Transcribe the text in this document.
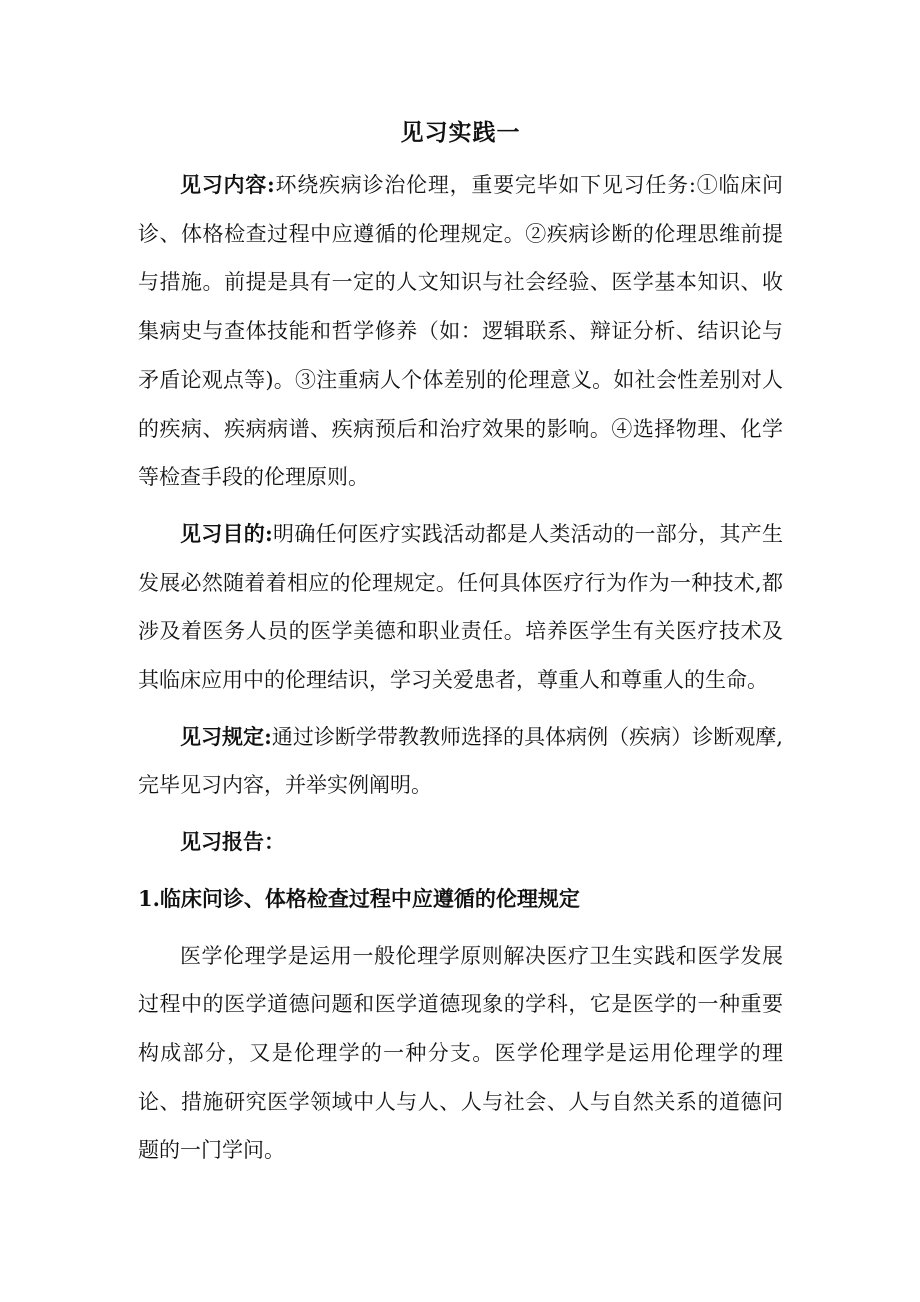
见习实践一

见习内容:环绕疾病诊治伦理，重要完毕如下见习任务:①临床问诊、体格检查过程中应遵循的伦理规定。②疾病诊断的伦理思维前提与措施。前提是具有一定的人文知识与社会经验、医学基本知识、收集病史与查体技能和哲学修养（如：逻辑联系、辩证分析、结识论与矛盾论观点等)。③注重病人个体差别的伦理意义。如社会性差别对人的疾病、疾病病谱、疾病预后和治疗效果的影响。④选择物理、化学等检查手段的伦理原则。

见习目的:明确任何医疗实践活动都是人类活动的一部分，其产生发展必然随着着相应的伦理规定。任何具体医疗行为作为一种技术,都涉及着医务人员的医学美德和职业责任。培养医学生有关医疗技术及其临床应用中的伦理结识，学习关爱患者，尊重人和尊重人的生命。

见习规定:通过诊断学带教教师选择的具体病例（疾病）诊断观摩,完毕见习内容，并举实例阐明。

见习报告：

1.临床问诊、体格检查过程中应遵循的伦理规定

医学伦理学是运用一般伦理学原则解决医疗卫生实践和医学发展过程中的医学道德问题和医学道德现象的学科，它是医学的一种重要构成部分，又是伦理学的一种分支。医学伦理学是运用伦理学的理论、措施研究医学领域中人与人、人与社会、人与自然关系的道德问题的一门学问。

▶ _STATED EXERCISE_
Every entry above should be duplicated exactly. Do not include the images.

▶ _FULL RESPONSE_
Transcribe the text in this document.
见习实践一

见习内容:环绕疾病诊治伦理，重要完毕如下见习任务:①临床问诊、体格检查过程中应遵循的伦理规定。②疾病诊断的伦理思维前提与措施。前提是具有一定的人文知识与社会经验、医学基本知识、收集病史与查体技能和哲学修养（如：逻辑联系、辩证分析、结识论与矛盾论观点等)。③注重病人个体差别的伦理意义。如社会性差别对人的疾病、疾病病谱、疾病预后和治疗效果的影响。④选择物理、化学等检查手段的伦理原则。

见习目的:明确任何医疗实践活动都是人类活动的一部分，其产生发展必然随着着相应的伦理规定。任何具体医疗行为作为一种技术,都涉及着医务人员的医学美德和职业责任。培养医学生有关医疗技术及其临床应用中的伦理结识，学习关爱患者，尊重人和尊重人的生命。

见习规定:通过诊断学带教教师选择的具体病例（疾病）诊断观摩,完毕见习内容，并举实例阐明。

见习报告：

1.临床问诊、体格检查过程中应遵循的伦理规定

医学伦理学是运用一般伦理学原则解决医疗卫生实践和医学发展过程中的医学道德问题和医学道德现象的学科，它是医学的一种重要构成部分，又是伦理学的一种分支。医学伦理学是运用伦理学的理论、措施研究医学领域中人与人、人与社会、人与自然关系的道德问题的一门学问。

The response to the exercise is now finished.